**Exercise description**
Return the count of lines that hold the string "name", with no other words.

**Task data**

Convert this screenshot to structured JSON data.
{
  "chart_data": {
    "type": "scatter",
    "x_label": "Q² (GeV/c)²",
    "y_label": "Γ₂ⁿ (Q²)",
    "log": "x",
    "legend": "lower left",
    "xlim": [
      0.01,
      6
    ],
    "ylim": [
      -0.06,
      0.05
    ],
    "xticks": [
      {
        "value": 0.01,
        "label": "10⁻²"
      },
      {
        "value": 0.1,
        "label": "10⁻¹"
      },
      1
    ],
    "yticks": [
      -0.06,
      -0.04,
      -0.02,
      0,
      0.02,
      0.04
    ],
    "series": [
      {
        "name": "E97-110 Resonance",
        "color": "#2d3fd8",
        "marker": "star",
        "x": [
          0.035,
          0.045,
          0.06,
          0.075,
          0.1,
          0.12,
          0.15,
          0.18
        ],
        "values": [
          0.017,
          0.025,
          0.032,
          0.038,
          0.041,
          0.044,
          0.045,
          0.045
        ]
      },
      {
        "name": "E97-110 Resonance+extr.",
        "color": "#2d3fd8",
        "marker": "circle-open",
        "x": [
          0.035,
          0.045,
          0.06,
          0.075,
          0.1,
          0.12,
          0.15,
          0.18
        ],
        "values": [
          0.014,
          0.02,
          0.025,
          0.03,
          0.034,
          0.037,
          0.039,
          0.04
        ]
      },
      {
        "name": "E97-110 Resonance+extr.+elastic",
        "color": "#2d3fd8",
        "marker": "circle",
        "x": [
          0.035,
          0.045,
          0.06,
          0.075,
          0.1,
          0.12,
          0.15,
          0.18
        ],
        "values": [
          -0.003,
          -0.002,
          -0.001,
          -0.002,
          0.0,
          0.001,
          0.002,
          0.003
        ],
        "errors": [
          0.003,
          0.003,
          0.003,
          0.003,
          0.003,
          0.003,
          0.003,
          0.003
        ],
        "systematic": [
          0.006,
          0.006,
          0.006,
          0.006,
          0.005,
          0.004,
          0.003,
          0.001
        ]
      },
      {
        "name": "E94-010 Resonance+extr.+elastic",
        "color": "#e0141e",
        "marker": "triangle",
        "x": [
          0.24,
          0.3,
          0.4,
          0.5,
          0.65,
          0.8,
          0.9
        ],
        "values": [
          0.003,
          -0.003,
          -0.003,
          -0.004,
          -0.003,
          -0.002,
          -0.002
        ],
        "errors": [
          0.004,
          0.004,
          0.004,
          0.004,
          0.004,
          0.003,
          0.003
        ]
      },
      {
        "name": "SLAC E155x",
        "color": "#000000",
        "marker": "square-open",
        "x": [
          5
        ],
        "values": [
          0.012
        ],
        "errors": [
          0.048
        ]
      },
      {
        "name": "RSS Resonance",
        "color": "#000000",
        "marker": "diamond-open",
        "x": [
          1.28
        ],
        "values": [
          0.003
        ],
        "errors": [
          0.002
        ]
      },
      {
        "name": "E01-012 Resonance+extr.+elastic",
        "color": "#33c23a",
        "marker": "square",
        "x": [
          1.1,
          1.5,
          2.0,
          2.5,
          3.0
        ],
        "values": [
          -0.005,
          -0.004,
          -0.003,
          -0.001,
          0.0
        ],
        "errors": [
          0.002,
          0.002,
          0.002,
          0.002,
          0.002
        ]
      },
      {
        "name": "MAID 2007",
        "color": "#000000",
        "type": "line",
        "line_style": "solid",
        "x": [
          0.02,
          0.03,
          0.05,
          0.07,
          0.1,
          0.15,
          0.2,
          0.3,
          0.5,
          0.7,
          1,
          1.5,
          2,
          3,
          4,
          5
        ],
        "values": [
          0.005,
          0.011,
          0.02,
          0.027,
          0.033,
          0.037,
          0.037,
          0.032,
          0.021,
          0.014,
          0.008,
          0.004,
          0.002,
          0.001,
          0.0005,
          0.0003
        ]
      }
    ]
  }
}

**Solution to the exercise**
8